Tugas yang diberikan 1 —
Ambil setiap baris catatan yang memuat string "interactable".

Skip to main content

Don't Pretend That You Know Me!


Photograph: Charles Paterson, Eddie Vedder, San Sebastian, Spain, 1996

“You don’t love me. If you really knew me, you wouldn’t love me. You love who you think I am. And don’t pretend that you know me.” - Eddie Vedder, Pearl Jam-

Itulah yang dikatakan Eddie Vedder, vokalis Pearl Jam, band grunge legendaris asal Seattle, AS, yang sangat terkenal di pertengahan tahun 90-an, ketika salah satu penggemarnya berteriak, “I Love You, Eddie!” di salah satu konser mereka. Saya pun mungkin akan meneriakan hal yang sama, jika mimpi saya untuk menonton konser Pearl Jam di Seattle, menjadi kenyataan. Dan sebagai orang yang banyak terinspirasi oleh perjalanan karirnya sebagai rockstar, Eddie Vedder menjadi sosok idola yang saya kagumi.

Sama seperti saya, pasti dong banyak dari belia yang punya sosok atau figur yang di idolakan. Sosok itu bisa saja artis, penyanyi, band, tokoh atau siapa pun. Tapi pernah terpikir ngga oleh belia, kenapa kita mengidolakan mereka bahkan sampai fanatik atau begitu kuat mempercayai dan meyakini mereka sebagai sosok yang kita puja-puja. Bahkan begitu fanatiknya, sampai-sampai beberapa fans bisa melakukan tindakan nekat. Sebut saja Mark David Chapman yang menembak mati John Lenon, karena terobsesi sosok Lenon.

Data masukan —
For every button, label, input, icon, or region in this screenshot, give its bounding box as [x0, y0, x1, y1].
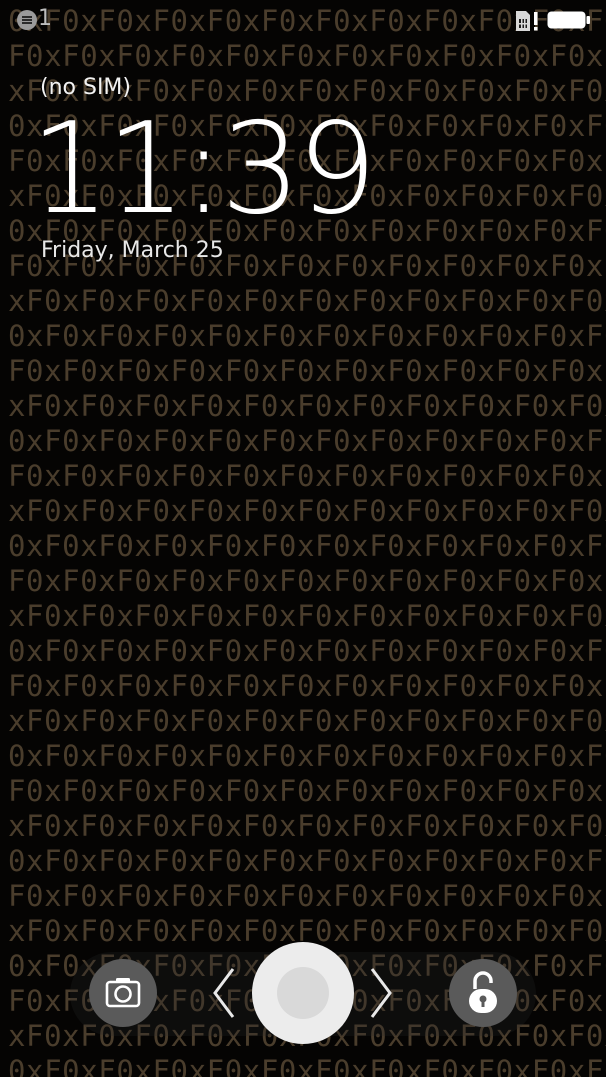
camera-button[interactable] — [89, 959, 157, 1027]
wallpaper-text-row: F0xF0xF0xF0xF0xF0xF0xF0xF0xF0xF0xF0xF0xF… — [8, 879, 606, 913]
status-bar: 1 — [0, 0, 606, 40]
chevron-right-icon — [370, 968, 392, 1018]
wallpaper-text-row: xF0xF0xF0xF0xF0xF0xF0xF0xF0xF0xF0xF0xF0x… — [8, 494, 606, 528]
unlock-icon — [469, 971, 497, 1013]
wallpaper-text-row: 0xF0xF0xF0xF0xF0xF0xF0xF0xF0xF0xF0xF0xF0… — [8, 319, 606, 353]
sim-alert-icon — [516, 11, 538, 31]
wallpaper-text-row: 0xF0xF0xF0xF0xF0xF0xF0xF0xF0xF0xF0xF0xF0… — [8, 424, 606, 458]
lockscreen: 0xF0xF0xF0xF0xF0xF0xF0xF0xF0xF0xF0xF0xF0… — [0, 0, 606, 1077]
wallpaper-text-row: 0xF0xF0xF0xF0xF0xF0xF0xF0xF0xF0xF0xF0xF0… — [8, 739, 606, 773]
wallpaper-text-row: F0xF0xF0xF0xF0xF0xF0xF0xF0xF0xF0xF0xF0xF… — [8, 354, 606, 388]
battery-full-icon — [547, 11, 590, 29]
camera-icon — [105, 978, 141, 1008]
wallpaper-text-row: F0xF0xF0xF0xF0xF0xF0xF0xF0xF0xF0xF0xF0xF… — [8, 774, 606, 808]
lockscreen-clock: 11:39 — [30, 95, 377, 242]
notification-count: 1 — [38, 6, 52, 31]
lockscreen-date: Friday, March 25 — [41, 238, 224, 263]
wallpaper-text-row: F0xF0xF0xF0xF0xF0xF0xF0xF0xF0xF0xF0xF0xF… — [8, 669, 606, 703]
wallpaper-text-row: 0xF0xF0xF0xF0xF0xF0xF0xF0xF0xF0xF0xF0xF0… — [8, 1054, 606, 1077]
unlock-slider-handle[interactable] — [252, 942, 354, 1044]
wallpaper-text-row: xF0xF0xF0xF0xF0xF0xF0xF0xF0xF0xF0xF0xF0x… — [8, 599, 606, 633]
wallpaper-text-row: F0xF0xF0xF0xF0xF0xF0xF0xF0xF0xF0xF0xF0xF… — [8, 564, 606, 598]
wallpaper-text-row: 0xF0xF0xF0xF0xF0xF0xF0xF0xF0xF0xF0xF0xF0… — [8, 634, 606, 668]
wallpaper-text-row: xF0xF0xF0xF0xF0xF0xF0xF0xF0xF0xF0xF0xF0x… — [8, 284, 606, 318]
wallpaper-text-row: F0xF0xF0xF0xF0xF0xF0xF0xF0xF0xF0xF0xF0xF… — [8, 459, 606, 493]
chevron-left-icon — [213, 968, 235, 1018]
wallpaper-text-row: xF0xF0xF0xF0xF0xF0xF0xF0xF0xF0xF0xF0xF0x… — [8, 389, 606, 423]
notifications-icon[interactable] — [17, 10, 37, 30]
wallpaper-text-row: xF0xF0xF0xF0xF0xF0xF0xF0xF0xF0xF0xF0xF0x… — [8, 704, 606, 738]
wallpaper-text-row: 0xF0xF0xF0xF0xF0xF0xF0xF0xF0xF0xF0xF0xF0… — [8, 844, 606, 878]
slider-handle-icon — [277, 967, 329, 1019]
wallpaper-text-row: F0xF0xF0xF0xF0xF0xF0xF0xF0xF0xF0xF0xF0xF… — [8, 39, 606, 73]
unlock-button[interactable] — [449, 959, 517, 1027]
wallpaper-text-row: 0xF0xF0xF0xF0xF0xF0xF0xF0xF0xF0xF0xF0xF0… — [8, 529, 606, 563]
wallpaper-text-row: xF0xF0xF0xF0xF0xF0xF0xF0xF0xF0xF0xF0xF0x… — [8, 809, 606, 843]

Tugas yang diberikan 2 —
Jawab pertanyaan berikut berdasarkan teks tentang Eddie Vedder.
(a) Di kota mana penulis bermimpi menonton konser Pearl Jam?
(b) Siapa yang ditembak mati oleh Mark David Chapman?
(c) Tahun berapa yang tercantum pada keterangan foto?

Jawaban tertulis 1 —
camera-button[interactable] — [89, 959, 157, 1027]
unlock-slider-handle[interactable] — [252, 942, 354, 1044]
notifications-icon[interactable] — [17, 10, 37, 30]
unlock-button[interactable] — [449, 959, 517, 1027]

Jawaban tertulis 2 —
(a) Seattle.
(b) John Lenon.
(c) 1996.